**Task prompt:**
Copy every record word for word.

**Entries provided:**

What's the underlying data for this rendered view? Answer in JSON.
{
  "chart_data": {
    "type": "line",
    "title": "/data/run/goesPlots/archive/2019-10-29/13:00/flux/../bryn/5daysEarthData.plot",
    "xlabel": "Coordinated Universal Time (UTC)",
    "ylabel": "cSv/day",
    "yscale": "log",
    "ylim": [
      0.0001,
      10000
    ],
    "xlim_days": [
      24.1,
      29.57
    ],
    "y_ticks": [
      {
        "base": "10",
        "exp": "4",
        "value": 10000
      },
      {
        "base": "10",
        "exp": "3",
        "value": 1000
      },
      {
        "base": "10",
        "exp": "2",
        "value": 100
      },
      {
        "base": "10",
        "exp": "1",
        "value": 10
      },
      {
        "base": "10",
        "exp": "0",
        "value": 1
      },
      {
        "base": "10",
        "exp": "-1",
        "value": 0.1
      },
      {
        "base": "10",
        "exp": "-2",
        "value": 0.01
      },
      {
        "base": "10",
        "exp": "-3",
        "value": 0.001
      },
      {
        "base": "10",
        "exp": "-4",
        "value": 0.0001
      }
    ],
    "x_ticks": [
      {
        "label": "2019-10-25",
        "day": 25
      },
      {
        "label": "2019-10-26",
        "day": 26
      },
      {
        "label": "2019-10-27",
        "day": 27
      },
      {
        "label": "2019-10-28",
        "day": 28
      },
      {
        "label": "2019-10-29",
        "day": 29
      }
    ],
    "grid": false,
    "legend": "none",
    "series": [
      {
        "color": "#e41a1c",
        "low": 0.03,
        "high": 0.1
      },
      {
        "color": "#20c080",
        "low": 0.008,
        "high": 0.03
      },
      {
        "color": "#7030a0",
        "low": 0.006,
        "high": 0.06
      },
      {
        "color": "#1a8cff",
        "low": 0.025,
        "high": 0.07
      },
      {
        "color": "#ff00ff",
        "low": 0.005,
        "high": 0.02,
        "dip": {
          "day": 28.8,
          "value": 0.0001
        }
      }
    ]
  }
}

**Response to this task:**
What's the underlying data for this rendered view? Answer in JSON.
{
  "chart_data": {
    "type": "line",
    "title": "/data/run/goesPlots/archive/2019-10-29/13:00/flux/../bryn/5daysEarthData.plot",
    "xlabel": "Coordinated Universal Time (UTC)",
    "ylabel": "cSv/day",
    "yscale": "log",
    "ylim": [
      0.0001,
      10000
    ],
    "xlim_days": [
      24.1,
      29.57
    ],
    "y_ticks": [
      {
        "base": "10",
        "exp": "4",
        "value": 10000
      },
      {
        "base": "10",
        "exp": "3",
        "value": 1000
      },
      {
        "base": "10",
        "exp": "2",
        "value": 100
      },
      {
        "base": "10",
        "exp": "1",
        "value": 10
      },
      {
        "base": "10",
        "exp": "0",
        "value": 1
      },
      {
        "base": "10",
        "exp": "-1",
        "value": 0.1
      },
      {
        "base": "10",
        "exp": "-2",
        "value": 0.01
      },
      {
        "base": "10",
        "exp": "-3",
        "value": 0.001
      },
      {
        "base": "10",
        "exp": "-4",
        "value": 0.0001
      }
    ],
    "x_ticks": [
      {
        "label": "2019-10-25",
        "day": 25
      },
      {
        "label": "2019-10-26",
        "day": 26
      },
      {
        "label": "2019-10-27",
        "day": 27
      },
      {
        "label": "2019-10-28",
        "day": 28
      },
      {
        "label": "2019-10-29",
        "day": 29
      }
    ],
    "grid": false,
    "legend": "none",
    "series": [
      {
        "color": "#e41a1c",
        "low": 0.03,
        "high": 0.1
      },
      {
        "color": "#20c080",
        "low": 0.008,
        "high": 0.03
      },
      {
        "color": "#7030a0",
        "low": 0.006,
        "high": 0.06
      },
      {
        "color": "#1a8cff",
        "low": 0.025,
        "high": 0.07
      },
      {
        "color": "#ff00ff",
        "low": 0.005,
        "high": 0.02,
        "dip": {
          "day": 28.8,
          "value": 0.0001
        }
      }
    ]
  }
}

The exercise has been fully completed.